[Dataset entries]

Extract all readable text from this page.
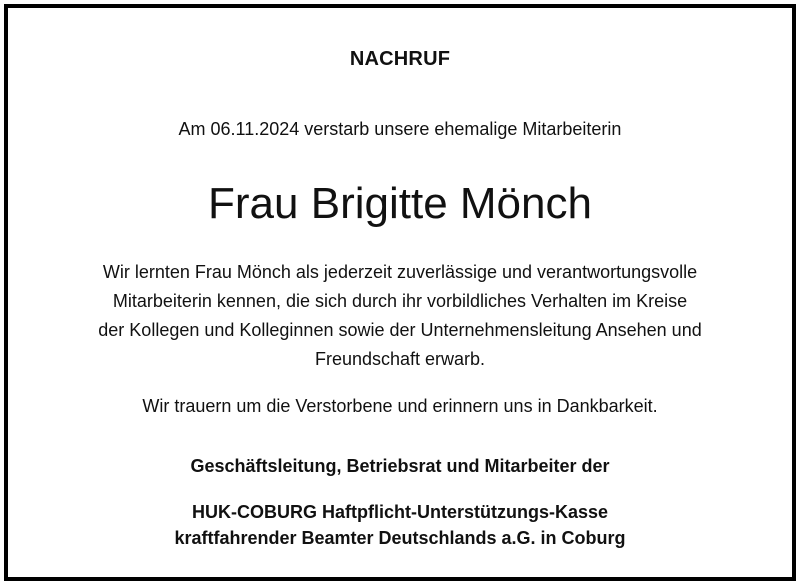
NACHRUF
Am 06.11.2024 verstarb unsere ehemalige Mitarbeiterin
Frau Brigitte Mönch
Wir lernten Frau Mönch als jederzeit zuverlässige und verantwortungsvolle
Mitarbeiterin kennen, die sich durch ihr vorbildliches Verhalten im Kreise
der Kollegen und Kolleginnen sowie der Unternehmensleitung Ansehen und
Freundschaft erwarb.
Wir trauern um die Verstorbene und erinnern uns in Dankbarkeit.
Geschäftsleitung, Betriebsrat und Mitarbeiter der
HUK-COBURG Haftpflicht-Unterstützungs-Kasse
kraftfahrender Beamter Deutschlands a.G. in Coburg
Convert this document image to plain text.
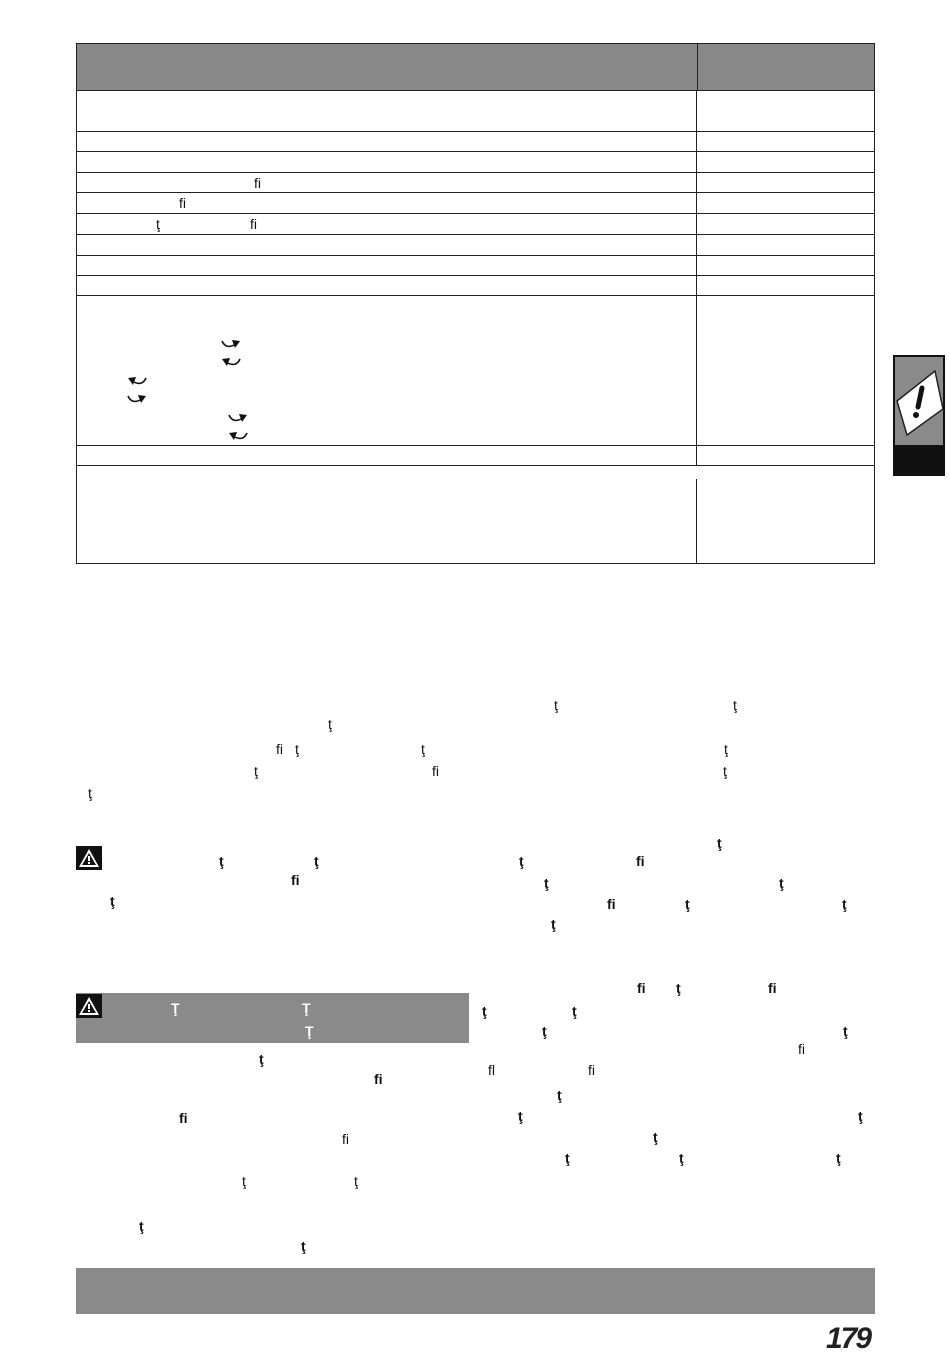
ﬁ
ﬁ
ţ	ﬁ
ţ
ﬁ ţ	ţ
ţ	ﬁ
ţ
ţ	ţ
ﬁ
ţ
Ţ	Ţ
Ţ
ţ
ﬁ
ﬁ
ﬁ
ţ	ţ
ţ
ţ
ţ	ţ
ţ
ţ
ţ
ţ	ﬁ
ţ	ţ
ﬁ	ţ	ţ
ţ
ﬁ ţ	ﬁ
ţ	ţ
ţ	ţ
ﬁ
ﬂ	ﬁ
ţ
ţ	ţ
ţ
ţ	ţ	ţ
179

Exercise objective
Apart from the pictures, the entries above are to be repeated in full and exactly.

Expected answer
Extract all readable text from this page.
NACHRUF
Am 06.11.2024 verstarb unsere ehemalige Mitarbeiterin
Frau Brigitte Mönch
Wir lernten Frau Mönch als jederzeit zuverlässige und verantwortungsvolle
Mitarbeiterin kennen, die sich durch ihr vorbildliches Verhalten im Kreise
der Kollegen und Kolleginnen sowie der Unternehmensleitung Ansehen und
Freundschaft erwarb.
Wir trauern um die Verstorbene und erinnern uns in Dankbarkeit.
Geschäftsleitung, Betriebsrat und Mitarbeiter der
HUK-COBURG Haftpflicht-Unterstützungs-Kasse
kraftfahrender Beamter Deutschlands a.G. in Coburg
Convert this document image to plain text.
ﬁ
ﬁ
ţ	ﬁ
ţ
ﬁ ţ	ţ
ţ	ﬁ
ţ
ţ	ţ
ﬁ
ţ
Ţ	Ţ
Ţ
ţ
ﬁ
ﬁ
ﬁ
ţ	ţ
ţ
ţ
ţ	ţ
ţ
ţ
ţ
ţ	ﬁ
ţ	ţ
ﬁ	ţ	ţ
ţ
ﬁ ţ	ﬁ
ţ	ţ
ţ	ţ
ﬁ
ﬂ	ﬁ
ţ
ţ	ţ
ţ
ţ	ţ	ţ
179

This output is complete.